• [Problem]: Can you repeat every one of the lines below, character for character?

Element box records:
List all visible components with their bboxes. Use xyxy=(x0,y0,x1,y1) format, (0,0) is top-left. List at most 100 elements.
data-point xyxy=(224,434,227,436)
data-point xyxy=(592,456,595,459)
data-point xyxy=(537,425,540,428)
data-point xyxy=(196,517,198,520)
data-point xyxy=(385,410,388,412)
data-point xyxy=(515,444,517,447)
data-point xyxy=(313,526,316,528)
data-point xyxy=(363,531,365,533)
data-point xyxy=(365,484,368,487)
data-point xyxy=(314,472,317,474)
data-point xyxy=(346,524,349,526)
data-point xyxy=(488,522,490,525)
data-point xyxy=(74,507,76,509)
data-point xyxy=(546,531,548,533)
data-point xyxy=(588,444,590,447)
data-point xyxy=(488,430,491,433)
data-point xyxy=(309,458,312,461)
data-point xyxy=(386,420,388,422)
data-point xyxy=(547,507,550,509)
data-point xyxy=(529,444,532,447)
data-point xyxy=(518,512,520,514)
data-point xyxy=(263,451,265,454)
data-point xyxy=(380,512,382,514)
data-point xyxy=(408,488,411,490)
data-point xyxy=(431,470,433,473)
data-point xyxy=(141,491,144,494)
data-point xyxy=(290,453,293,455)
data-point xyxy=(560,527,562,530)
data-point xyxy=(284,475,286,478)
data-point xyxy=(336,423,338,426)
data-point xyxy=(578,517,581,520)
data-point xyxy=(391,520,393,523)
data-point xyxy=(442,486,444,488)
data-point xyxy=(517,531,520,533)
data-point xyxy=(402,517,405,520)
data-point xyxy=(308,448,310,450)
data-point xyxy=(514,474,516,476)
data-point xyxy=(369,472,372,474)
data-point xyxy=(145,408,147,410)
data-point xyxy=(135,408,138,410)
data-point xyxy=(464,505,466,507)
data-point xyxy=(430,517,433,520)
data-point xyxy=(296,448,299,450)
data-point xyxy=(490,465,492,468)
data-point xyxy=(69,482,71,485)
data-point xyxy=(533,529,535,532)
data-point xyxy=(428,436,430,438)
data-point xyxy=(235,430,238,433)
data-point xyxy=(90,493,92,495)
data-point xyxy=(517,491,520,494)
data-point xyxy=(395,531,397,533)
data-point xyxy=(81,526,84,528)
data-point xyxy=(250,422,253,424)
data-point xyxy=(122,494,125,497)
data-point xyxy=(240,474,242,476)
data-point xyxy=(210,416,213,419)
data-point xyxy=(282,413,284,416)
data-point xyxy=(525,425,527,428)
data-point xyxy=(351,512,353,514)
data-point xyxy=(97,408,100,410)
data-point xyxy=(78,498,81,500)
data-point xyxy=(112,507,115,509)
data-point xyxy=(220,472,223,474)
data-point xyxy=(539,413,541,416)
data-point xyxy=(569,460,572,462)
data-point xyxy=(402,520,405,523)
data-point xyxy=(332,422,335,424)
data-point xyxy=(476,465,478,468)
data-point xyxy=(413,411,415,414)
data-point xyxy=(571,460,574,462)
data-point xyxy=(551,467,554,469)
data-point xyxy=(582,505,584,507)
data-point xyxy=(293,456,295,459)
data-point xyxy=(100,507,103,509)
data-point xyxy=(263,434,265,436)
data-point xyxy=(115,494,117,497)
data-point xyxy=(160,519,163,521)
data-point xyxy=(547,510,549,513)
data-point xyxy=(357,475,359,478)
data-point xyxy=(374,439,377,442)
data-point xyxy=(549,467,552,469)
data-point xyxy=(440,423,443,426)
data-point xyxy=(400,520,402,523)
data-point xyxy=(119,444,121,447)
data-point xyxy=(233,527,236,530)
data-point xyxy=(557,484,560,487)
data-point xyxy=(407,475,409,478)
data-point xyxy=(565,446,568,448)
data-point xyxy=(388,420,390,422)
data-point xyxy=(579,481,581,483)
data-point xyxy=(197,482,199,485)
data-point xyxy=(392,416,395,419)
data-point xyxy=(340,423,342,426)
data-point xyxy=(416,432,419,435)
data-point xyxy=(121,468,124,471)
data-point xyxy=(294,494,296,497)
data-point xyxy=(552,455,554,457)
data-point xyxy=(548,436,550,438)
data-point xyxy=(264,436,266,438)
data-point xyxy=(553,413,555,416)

• [The response]:
List all visible components with their bboxes. Use xyxy=(x0,y0,x1,y1) format, (0,0) is top-left. List at most 100 elements.
data-point xyxy=(224,434,227,436)
data-point xyxy=(592,456,595,459)
data-point xyxy=(537,425,540,428)
data-point xyxy=(196,517,198,520)
data-point xyxy=(385,410,388,412)
data-point xyxy=(515,444,517,447)
data-point xyxy=(313,526,316,528)
data-point xyxy=(363,531,365,533)
data-point xyxy=(365,484,368,487)
data-point xyxy=(314,472,317,474)
data-point xyxy=(346,524,349,526)
data-point xyxy=(488,522,490,525)
data-point xyxy=(74,507,76,509)
data-point xyxy=(546,531,548,533)
data-point xyxy=(588,444,590,447)
data-point xyxy=(488,430,491,433)
data-point xyxy=(309,458,312,461)
data-point xyxy=(386,420,388,422)
data-point xyxy=(547,507,550,509)
data-point xyxy=(529,444,532,447)
data-point xyxy=(518,512,520,514)
data-point xyxy=(263,451,265,454)
data-point xyxy=(380,512,382,514)
data-point xyxy=(408,488,411,490)
data-point xyxy=(431,470,433,473)
data-point xyxy=(141,491,144,494)
data-point xyxy=(290,453,293,455)
data-point xyxy=(560,527,562,530)
data-point xyxy=(284,475,286,478)
data-point xyxy=(336,423,338,426)
data-point xyxy=(578,517,581,520)
data-point xyxy=(391,520,393,523)
data-point xyxy=(442,486,444,488)
data-point xyxy=(517,531,520,533)
data-point xyxy=(402,517,405,520)
data-point xyxy=(308,448,310,450)
data-point xyxy=(514,474,516,476)
data-point xyxy=(369,472,372,474)
data-point xyxy=(145,408,147,410)
data-point xyxy=(135,408,138,410)
data-point xyxy=(464,505,466,507)
data-point xyxy=(430,517,433,520)
data-point xyxy=(296,448,299,450)
data-point xyxy=(490,465,492,468)
data-point xyxy=(69,482,71,485)
data-point xyxy=(533,529,535,532)
data-point xyxy=(428,436,430,438)
data-point xyxy=(235,430,238,433)
data-point xyxy=(90,493,92,495)
data-point xyxy=(517,491,520,494)
data-point xyxy=(395,531,397,533)
data-point xyxy=(81,526,84,528)
data-point xyxy=(250,422,253,424)
data-point xyxy=(122,494,125,497)
data-point xyxy=(240,474,242,476)
data-point xyxy=(210,416,213,419)
data-point xyxy=(282,413,284,416)
data-point xyxy=(525,425,527,428)
data-point xyxy=(351,512,353,514)
data-point xyxy=(97,408,100,410)
data-point xyxy=(78,498,81,500)
data-point xyxy=(112,507,115,509)
data-point xyxy=(220,472,223,474)
data-point xyxy=(539,413,541,416)
data-point xyxy=(569,460,572,462)
data-point xyxy=(402,520,405,523)
data-point xyxy=(332,422,335,424)
data-point xyxy=(476,465,478,468)
data-point xyxy=(413,411,415,414)
data-point xyxy=(571,460,574,462)
data-point xyxy=(551,467,554,469)
data-point xyxy=(582,505,584,507)
data-point xyxy=(293,456,295,459)
data-point xyxy=(100,507,103,509)
data-point xyxy=(263,434,265,436)
data-point xyxy=(115,494,117,497)
data-point xyxy=(160,519,163,521)
data-point xyxy=(547,510,549,513)
data-point xyxy=(357,475,359,478)
data-point xyxy=(374,439,377,442)
data-point xyxy=(549,467,552,469)
data-point xyxy=(440,423,443,426)
data-point xyxy=(400,520,402,523)
data-point xyxy=(119,444,121,447)
data-point xyxy=(233,527,236,530)
data-point xyxy=(557,484,560,487)
data-point xyxy=(407,475,409,478)
data-point xyxy=(565,446,568,448)
data-point xyxy=(388,420,390,422)
data-point xyxy=(579,481,581,483)
data-point xyxy=(197,482,199,485)
data-point xyxy=(392,416,395,419)
data-point xyxy=(340,423,342,426)
data-point xyxy=(416,432,419,435)
data-point xyxy=(121,468,124,471)
data-point xyxy=(294,494,296,497)
data-point xyxy=(552,455,554,457)
data-point xyxy=(548,436,550,438)
data-point xyxy=(264,436,266,438)
data-point xyxy=(553,413,555,416)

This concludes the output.